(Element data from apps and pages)
_ _ _ _ _ _ _

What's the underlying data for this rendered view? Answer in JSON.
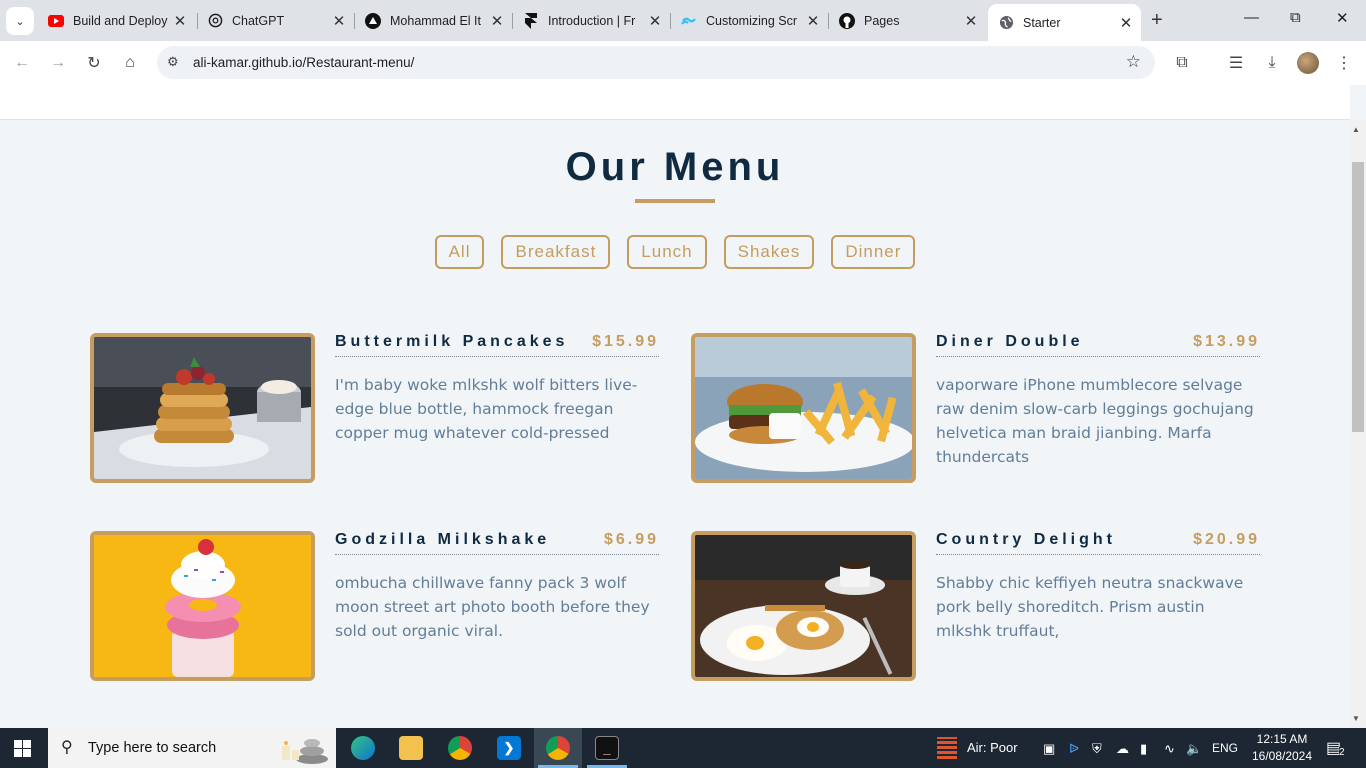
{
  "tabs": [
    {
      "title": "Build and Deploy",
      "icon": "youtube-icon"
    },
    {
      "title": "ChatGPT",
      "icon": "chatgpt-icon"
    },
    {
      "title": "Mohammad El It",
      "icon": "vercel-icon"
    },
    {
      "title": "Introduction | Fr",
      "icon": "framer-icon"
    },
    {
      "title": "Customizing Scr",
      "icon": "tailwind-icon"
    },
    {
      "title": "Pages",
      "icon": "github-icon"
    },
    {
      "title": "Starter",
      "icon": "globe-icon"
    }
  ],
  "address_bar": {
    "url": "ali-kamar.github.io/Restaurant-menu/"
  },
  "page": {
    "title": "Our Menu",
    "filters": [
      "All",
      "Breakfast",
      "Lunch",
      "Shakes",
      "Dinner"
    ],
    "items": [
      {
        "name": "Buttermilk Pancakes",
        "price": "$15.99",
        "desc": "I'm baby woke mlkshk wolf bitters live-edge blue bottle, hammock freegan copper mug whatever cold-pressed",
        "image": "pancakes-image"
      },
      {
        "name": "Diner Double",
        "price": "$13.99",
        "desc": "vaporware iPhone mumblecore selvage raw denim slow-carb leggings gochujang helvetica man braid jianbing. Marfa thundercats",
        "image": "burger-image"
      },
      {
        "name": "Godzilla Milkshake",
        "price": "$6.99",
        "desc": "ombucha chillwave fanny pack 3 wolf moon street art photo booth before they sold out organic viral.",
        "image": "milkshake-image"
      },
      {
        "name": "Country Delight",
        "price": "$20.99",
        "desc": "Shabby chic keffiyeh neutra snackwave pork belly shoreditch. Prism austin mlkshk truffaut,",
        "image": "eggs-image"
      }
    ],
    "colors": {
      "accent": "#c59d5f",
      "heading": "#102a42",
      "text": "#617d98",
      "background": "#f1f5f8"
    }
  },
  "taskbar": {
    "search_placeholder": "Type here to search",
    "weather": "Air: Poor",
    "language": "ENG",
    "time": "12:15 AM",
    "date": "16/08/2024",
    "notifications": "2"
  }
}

_ _ _ _ _ _ _

WHAT IS NEEDED: The reply must contain every entry above, exactly as written, and none of the pictures.

ANSWER SECTION:
What's the underlying data for this rendered view? Answer in JSON.
{
  "tabs": [
    {
      "title": "Build and Deploy",
      "icon": "youtube-icon"
    },
    {
      "title": "ChatGPT",
      "icon": "chatgpt-icon"
    },
    {
      "title": "Mohammad El It",
      "icon": "vercel-icon"
    },
    {
      "title": "Introduction | Fr",
      "icon": "framer-icon"
    },
    {
      "title": "Customizing Scr",
      "icon": "tailwind-icon"
    },
    {
      "title": "Pages",
      "icon": "github-icon"
    },
    {
      "title": "Starter",
      "icon": "globe-icon"
    }
  ],
  "address_bar": {
    "url": "ali-kamar.github.io/Restaurant-menu/"
  },
  "page": {
    "title": "Our Menu",
    "filters": [
      "All",
      "Breakfast",
      "Lunch",
      "Shakes",
      "Dinner"
    ],
    "items": [
      {
        "name": "Buttermilk Pancakes",
        "price": "$15.99",
        "desc": "I'm baby woke mlkshk wolf bitters live-edge blue bottle, hammock freegan copper mug whatever cold-pressed",
        "image": "pancakes-image"
      },
      {
        "name": "Diner Double",
        "price": "$13.99",
        "desc": "vaporware iPhone mumblecore selvage raw denim slow-carb leggings gochujang helvetica man braid jianbing. Marfa thundercats",
        "image": "burger-image"
      },
      {
        "name": "Godzilla Milkshake",
        "price": "$6.99",
        "desc": "ombucha chillwave fanny pack 3 wolf moon street art photo booth before they sold out organic viral.",
        "image": "milkshake-image"
      },
      {
        "name": "Country Delight",
        "price": "$20.99",
        "desc": "Shabby chic keffiyeh neutra snackwave pork belly shoreditch. Prism austin mlkshk truffaut,",
        "image": "eggs-image"
      }
    ],
    "colors": {
      "accent": "#c59d5f",
      "heading": "#102a42",
      "text": "#617d98",
      "background": "#f1f5f8"
    }
  },
  "taskbar": {
    "search_placeholder": "Type here to search",
    "weather": "Air: Poor",
    "language": "ENG",
    "time": "12:15 AM",
    "date": "16/08/2024",
    "notifications": "2"
  }
}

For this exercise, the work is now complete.